§ **Source excerpt**
╭──
The Hickin and Nanson (1975) curvature-migration-rate plot
At a time when time-lapse satellite imagery was not available, Edward Hickin and Gerald Nanson (at Simon Fraser University at the time) went to the Beatton River in British Columbia and estimated the ages of the point bars along ten transects, using dendrochronology (coring trees and counting tree rings). They wrote up the results in GSA Bulletin in what has become a highly-cited, classic paper in fluvial geomorphology. It was the first time that migration rates were estimated carefully in the field and a first opportunity to explore the relationship between meander bend geometry and migration rate. For the ten bends Hickin and Nanson have examined, they have averaged the radii of curvature measured from scroll patterns that were less than 250 years old; and, to get the migration rate, calculated the growth rate of the point bars along each transect. Then they plotted migration rate against R/W (where W is channel width):
This plot suggested that migration rates are low at large values of R/W (low-curvature bends), reach a maximum at R/W ~ 3.0, then decline again with decreasing R/W (high-curvature bends). Hickin and Nanson thought that a probable explanation for this pattern could be found in the work of the famous Ralph Bagnold and Luna Leopold, work that focused on how resistance to flow varies in curved pipes and open channels. The abstract of Bagnold’s USGS report from 1960 [PDF link] sums up the key points very well:
“Resistances of pipe bends are known to fall to a sharply defined minimum when the curvature ratio, mean radius to diameter, is between 2 and 3. Recently measured flow resistances of sinuous open channels disclose that the same minimum occurs at approximately the same curvature ratio.”
Hickin and Nanson linked low erosion rates at high curvatures to high flow resistance:
“Resistance to flow rapidly increases at R/W < 2.0 because the separation zone at the concave bank breaks down and generates large turbulent eddies. The present evidence suggests that there is a corresponding reduction in the erosive work done at the concave bank.”
╰──
§ **Dataset records**
╭──
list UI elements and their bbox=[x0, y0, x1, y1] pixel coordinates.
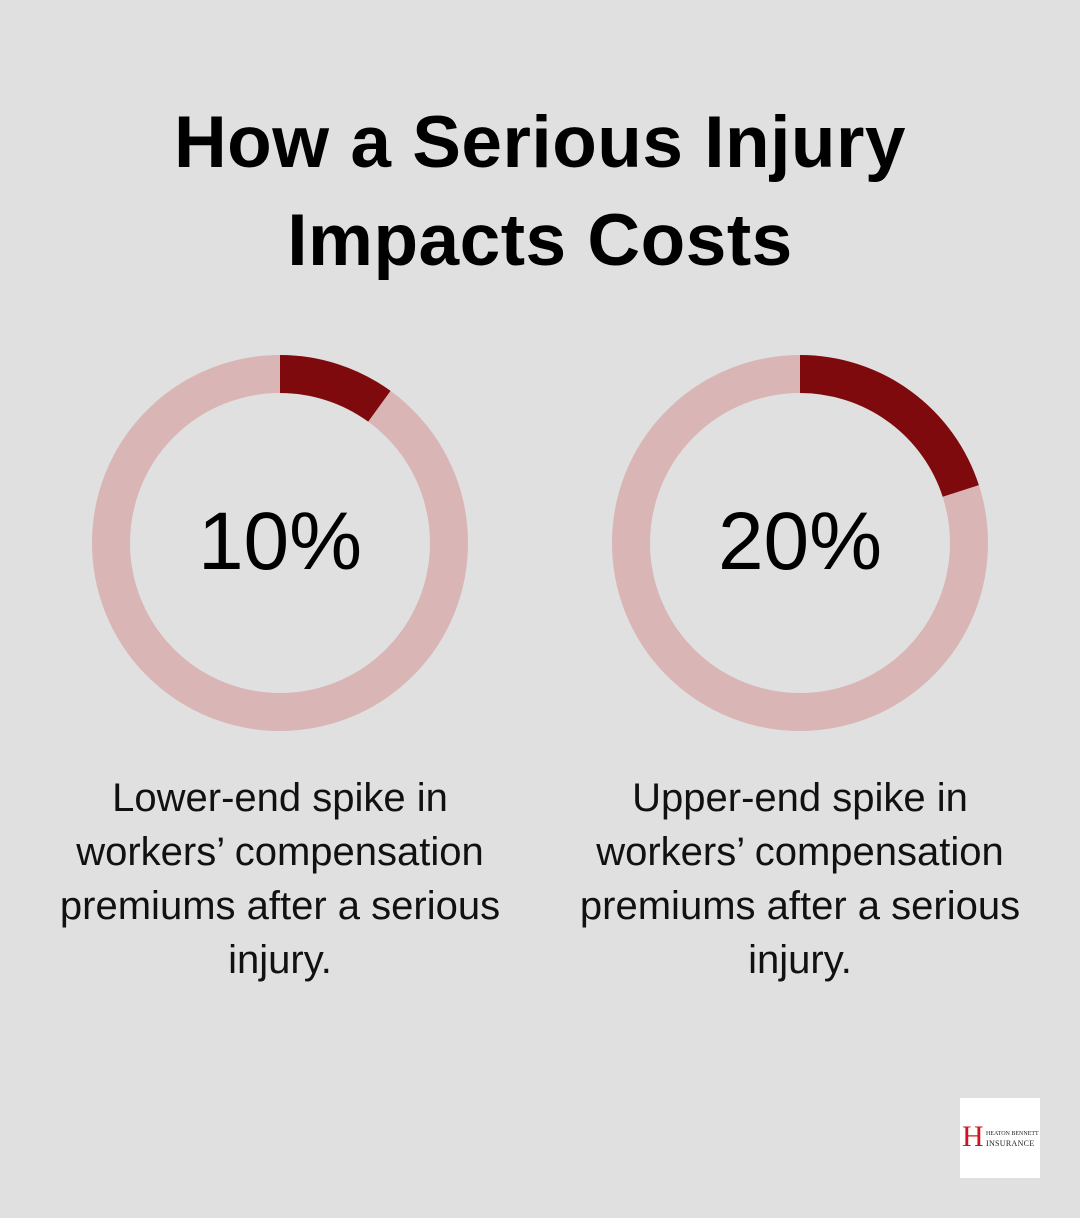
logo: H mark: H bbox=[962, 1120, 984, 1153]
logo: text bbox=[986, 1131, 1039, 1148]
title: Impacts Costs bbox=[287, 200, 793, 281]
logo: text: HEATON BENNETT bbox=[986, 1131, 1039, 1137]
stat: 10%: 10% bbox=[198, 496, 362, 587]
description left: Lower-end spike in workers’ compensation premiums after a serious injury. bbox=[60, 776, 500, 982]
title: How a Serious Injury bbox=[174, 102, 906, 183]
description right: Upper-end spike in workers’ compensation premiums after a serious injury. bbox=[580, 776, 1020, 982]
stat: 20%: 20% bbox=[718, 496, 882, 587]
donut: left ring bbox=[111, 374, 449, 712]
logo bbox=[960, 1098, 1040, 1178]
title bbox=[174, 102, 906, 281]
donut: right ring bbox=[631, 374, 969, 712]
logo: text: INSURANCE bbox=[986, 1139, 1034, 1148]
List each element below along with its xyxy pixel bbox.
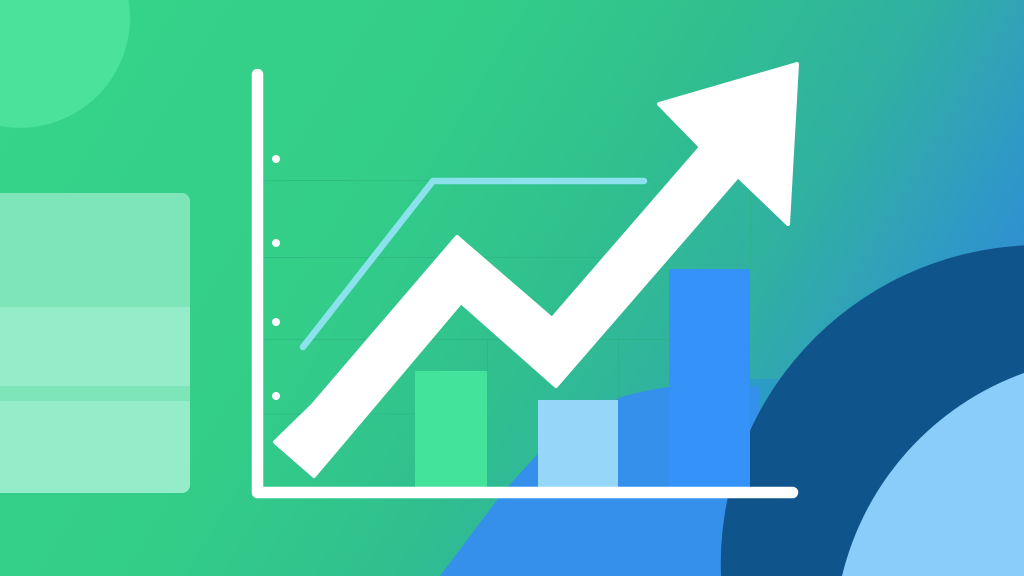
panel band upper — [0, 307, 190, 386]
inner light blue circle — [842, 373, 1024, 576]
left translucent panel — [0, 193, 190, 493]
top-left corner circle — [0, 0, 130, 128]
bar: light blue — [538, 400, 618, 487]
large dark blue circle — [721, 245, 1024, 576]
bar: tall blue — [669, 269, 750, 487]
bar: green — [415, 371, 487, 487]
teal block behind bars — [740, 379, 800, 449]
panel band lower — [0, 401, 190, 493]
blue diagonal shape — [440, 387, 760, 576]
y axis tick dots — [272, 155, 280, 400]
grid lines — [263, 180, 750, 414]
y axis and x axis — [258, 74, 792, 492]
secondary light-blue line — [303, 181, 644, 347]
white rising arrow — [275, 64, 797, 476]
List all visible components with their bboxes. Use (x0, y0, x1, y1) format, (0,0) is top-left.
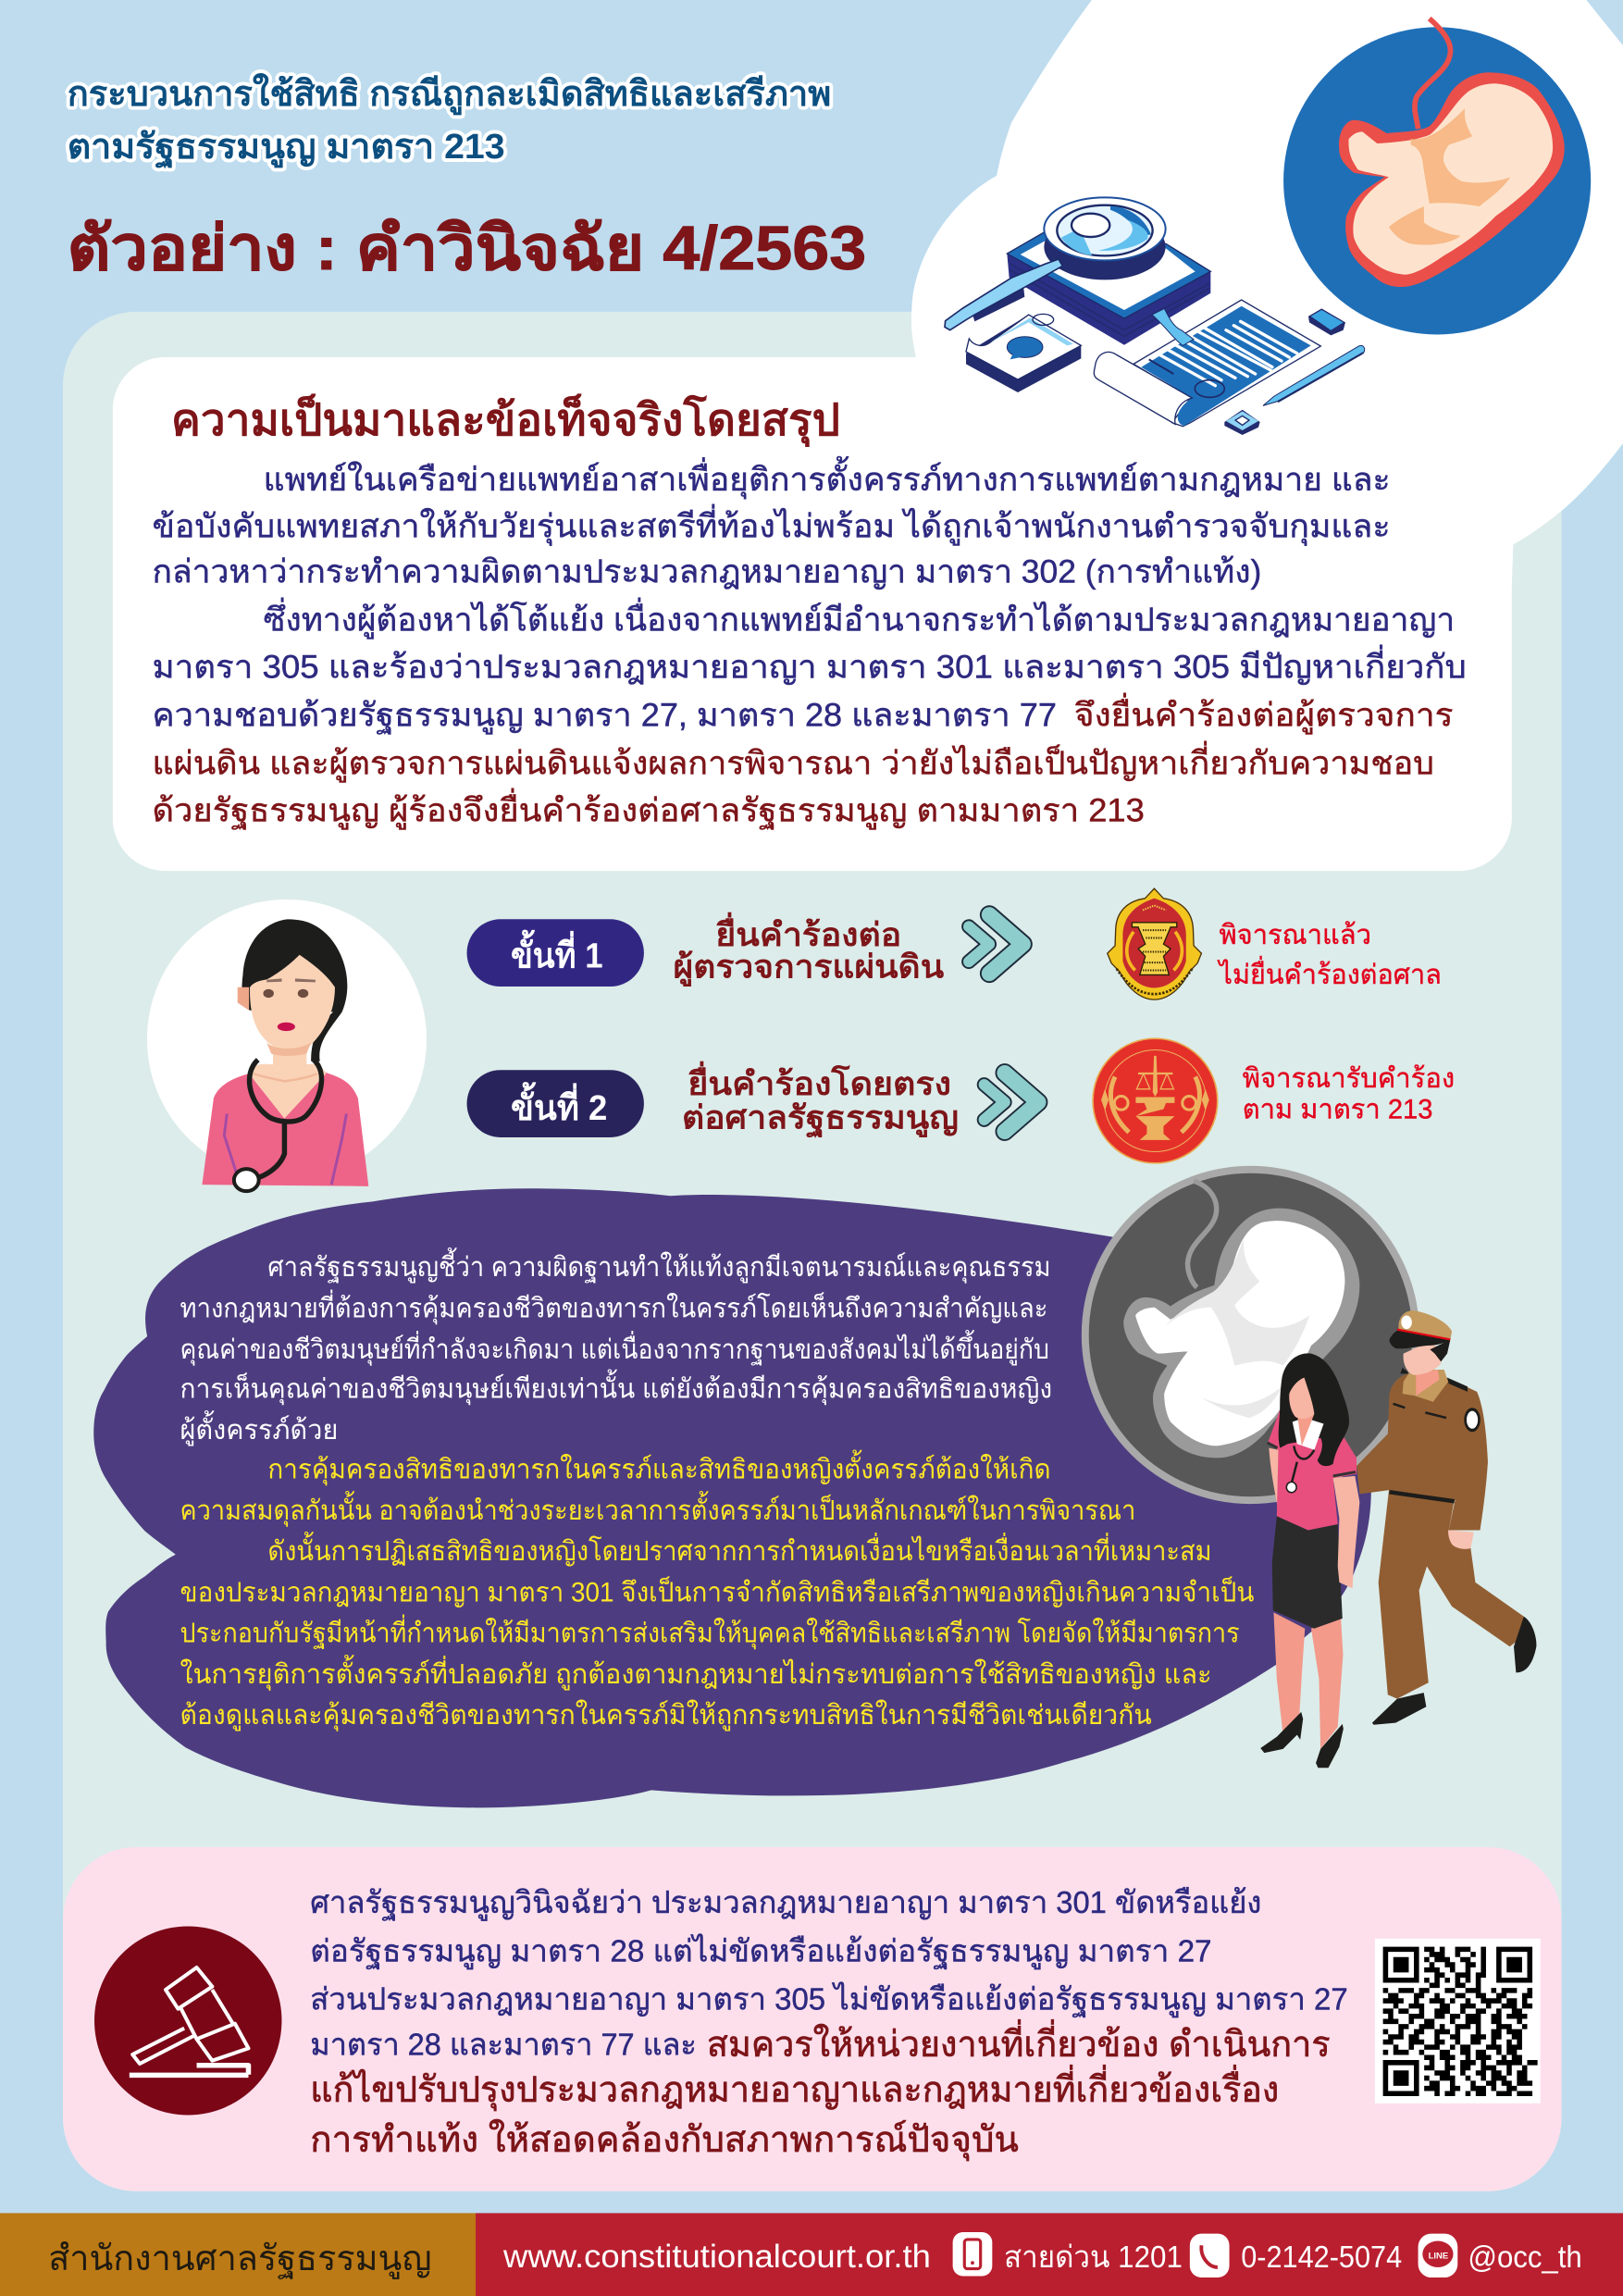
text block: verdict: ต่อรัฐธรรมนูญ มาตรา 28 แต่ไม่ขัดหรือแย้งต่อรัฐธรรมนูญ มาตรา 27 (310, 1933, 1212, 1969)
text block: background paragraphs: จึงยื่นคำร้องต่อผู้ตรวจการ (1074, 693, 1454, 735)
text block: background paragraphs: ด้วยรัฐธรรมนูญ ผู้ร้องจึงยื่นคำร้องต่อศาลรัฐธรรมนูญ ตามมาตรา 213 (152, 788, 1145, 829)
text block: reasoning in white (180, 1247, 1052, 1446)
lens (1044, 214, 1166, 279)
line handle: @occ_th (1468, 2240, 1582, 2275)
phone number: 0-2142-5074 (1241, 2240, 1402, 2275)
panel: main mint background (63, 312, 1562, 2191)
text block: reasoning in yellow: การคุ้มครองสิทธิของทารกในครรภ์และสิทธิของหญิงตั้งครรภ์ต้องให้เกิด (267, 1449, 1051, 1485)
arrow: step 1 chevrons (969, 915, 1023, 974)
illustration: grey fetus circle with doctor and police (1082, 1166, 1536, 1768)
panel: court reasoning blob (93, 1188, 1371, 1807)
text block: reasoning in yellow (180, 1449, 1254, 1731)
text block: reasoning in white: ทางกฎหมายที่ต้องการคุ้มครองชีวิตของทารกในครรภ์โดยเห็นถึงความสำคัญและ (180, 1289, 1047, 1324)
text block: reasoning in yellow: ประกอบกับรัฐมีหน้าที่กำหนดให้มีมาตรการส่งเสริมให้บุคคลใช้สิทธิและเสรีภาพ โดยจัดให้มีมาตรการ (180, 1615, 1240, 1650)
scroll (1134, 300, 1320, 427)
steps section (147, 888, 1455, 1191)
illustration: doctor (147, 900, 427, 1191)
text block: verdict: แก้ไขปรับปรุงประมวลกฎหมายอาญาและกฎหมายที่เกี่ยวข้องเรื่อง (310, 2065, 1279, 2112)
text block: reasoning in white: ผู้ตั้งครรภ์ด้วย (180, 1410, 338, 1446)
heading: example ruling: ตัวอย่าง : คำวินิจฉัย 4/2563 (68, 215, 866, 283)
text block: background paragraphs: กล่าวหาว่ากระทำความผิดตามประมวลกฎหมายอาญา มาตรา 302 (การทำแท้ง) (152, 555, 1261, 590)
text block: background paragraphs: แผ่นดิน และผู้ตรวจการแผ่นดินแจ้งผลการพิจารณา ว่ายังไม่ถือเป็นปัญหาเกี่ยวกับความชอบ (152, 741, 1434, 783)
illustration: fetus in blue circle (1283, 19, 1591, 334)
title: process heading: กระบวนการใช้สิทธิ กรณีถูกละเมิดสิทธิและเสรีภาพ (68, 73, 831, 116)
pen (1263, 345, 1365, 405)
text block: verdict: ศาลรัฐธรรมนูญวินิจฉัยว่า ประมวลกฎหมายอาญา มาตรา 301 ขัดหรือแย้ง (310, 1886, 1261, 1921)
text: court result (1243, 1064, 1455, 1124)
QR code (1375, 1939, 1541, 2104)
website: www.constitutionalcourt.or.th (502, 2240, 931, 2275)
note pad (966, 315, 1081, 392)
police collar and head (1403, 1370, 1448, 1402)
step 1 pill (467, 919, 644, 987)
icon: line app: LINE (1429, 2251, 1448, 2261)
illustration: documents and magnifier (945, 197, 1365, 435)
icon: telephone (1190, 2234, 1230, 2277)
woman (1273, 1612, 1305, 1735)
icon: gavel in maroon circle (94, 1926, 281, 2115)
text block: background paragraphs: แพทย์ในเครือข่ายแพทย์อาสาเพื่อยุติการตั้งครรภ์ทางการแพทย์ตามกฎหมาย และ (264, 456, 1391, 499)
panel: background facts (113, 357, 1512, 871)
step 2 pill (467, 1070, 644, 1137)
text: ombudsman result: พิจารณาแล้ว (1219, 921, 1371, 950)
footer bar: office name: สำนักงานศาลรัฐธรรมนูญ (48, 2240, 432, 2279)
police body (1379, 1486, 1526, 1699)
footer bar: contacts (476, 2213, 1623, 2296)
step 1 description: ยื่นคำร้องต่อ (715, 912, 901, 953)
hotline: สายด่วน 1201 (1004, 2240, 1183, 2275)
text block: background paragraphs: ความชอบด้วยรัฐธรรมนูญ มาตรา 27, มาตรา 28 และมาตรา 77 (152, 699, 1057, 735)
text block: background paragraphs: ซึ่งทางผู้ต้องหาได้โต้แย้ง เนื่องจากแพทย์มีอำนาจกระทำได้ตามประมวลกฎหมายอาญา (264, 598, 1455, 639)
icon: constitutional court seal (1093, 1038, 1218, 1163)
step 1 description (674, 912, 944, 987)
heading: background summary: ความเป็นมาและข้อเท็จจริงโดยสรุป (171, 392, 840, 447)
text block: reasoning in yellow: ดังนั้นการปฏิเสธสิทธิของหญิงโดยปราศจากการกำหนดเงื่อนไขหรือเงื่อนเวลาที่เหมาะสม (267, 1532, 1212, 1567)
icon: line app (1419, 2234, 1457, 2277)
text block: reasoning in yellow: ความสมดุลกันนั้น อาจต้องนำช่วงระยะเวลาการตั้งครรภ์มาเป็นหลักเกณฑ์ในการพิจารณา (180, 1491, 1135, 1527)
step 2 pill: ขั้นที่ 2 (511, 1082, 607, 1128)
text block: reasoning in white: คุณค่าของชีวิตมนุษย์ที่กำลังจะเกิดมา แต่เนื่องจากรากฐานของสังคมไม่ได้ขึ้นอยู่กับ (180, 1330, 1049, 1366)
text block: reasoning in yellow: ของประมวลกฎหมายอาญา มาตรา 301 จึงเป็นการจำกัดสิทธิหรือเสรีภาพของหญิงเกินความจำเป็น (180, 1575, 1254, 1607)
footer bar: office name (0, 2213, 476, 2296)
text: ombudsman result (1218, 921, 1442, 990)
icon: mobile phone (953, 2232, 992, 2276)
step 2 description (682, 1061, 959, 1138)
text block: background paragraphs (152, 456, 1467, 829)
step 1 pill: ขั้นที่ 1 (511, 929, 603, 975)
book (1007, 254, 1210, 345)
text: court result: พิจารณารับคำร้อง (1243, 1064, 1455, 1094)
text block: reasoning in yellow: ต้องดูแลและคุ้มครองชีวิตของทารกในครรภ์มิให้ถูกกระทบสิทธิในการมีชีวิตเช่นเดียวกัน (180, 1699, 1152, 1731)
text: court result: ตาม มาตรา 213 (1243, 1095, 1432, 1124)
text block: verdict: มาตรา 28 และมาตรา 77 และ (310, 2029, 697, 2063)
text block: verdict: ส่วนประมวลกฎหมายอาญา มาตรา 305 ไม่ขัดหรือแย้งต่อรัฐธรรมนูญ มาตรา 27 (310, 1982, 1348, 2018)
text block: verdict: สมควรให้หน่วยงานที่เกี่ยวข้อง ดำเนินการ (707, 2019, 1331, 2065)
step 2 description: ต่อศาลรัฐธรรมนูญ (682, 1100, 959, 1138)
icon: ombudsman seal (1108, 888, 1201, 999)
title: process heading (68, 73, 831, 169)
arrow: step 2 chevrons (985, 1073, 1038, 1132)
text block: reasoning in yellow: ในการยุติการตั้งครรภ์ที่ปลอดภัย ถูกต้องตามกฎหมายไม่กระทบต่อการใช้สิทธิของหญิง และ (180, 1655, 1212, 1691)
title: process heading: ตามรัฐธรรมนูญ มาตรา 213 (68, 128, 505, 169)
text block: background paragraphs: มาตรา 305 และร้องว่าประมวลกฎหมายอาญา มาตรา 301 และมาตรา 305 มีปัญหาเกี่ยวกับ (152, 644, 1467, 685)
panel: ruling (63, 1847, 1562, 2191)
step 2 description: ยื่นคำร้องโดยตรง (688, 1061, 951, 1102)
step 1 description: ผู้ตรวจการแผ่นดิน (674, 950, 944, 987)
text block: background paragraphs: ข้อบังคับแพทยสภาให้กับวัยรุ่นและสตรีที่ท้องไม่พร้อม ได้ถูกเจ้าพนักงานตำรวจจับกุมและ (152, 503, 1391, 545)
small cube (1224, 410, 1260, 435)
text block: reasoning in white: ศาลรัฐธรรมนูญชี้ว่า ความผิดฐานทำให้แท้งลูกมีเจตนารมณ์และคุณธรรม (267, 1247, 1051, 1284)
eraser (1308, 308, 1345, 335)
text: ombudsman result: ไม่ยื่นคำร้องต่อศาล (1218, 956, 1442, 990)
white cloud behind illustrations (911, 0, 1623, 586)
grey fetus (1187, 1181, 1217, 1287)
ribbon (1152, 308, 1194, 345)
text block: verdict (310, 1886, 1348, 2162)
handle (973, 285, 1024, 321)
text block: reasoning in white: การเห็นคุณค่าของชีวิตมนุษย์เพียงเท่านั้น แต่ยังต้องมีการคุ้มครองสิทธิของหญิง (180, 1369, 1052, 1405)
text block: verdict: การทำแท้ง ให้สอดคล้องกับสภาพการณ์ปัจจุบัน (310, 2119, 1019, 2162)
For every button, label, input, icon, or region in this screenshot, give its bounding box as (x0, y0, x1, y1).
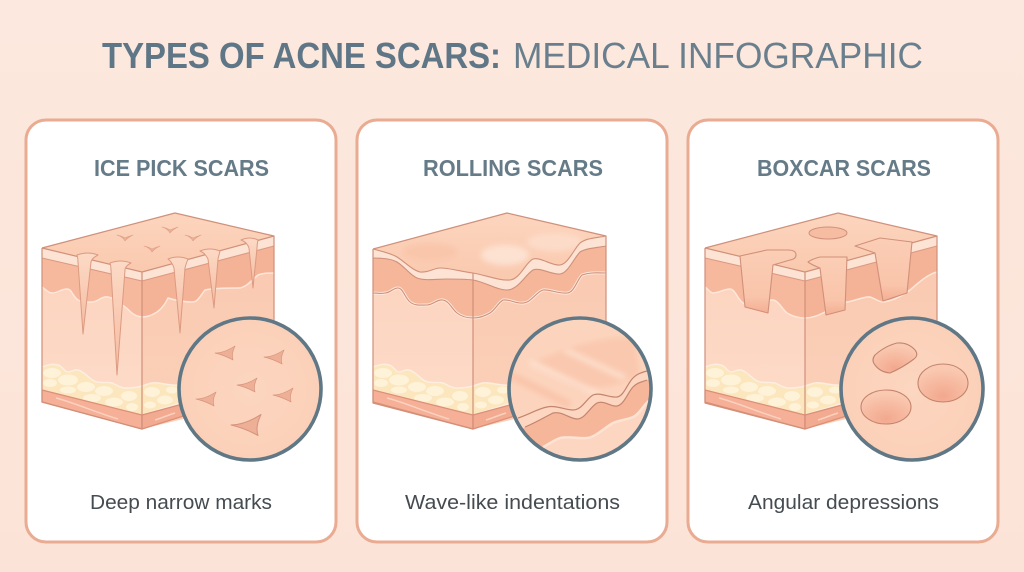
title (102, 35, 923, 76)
╰──
§ **Exercises**
1 – Translate this sentence from the excerpt on the Hickin and Nanson plot into Spanish: "They wrote up the results in GSA Bulletin in what has become a highly-cited, classic paper in fluvial geomorphology."
2 – In the excerpt on the Hickin and Nanson plot, at what value of R/W do migration rates reach their maximum?
3 – Continue the excerpt on the Hickin and Nanson curvature-migration-rate plot from the point where it stops.
The data comes from a different source than the excerpt on the curvature-migration-rate plot.

§ **Expected responses**
1 – Publicaron los resultados en GSA Bulletin, en lo que se ha convertido en un artículo clásico y muy citado de la geomorfología fluvial.

2 – At an R/W of about 3.0.

3 –
The separation zone they refer to (I have the impression that the first ‘concave’ in the above quote should be ‘convex’) is illustrated in one of Bagnold’s figures:
This process of within-flow energy dissipation, with reduced friction along the banks, is not very intuitive. I would expect high shear stresses and erosion rates on the downstream side of the bends shown in (C) and (D) above, as inertia pushes the high-velocity core of the flow close to the outer bank. But science is not based on intuition, and, as more and more data was collected on river migration rates, the early observations of Hickin and Nanson seemed to be largely confirmed. In the abstract of a 2011 review paper of hydrodynamic processes in sharp bends, Koen Blanckaert wrote that
“The migration rate of sharp meander bends exhibits large variance and indicates that some sharply curved bends tend to stabilize. These observations remain unexplained.”
He also summarized most of the existing data on the curvature - migration rate relationship:
The thick black lines in the first four panels indicate the inverse relationship between migration rate and R/W in high-curvature bends. In some datasets (e.g., the lower two panels above) the scatter has increased significantly, so much so that the only obvious conclusion could be that “the migration rate of sharp meander bends exhibits large variance”; but this did not prevent the original Hickin & Nanson (1975) plot to dominate most discussions of river migration rates.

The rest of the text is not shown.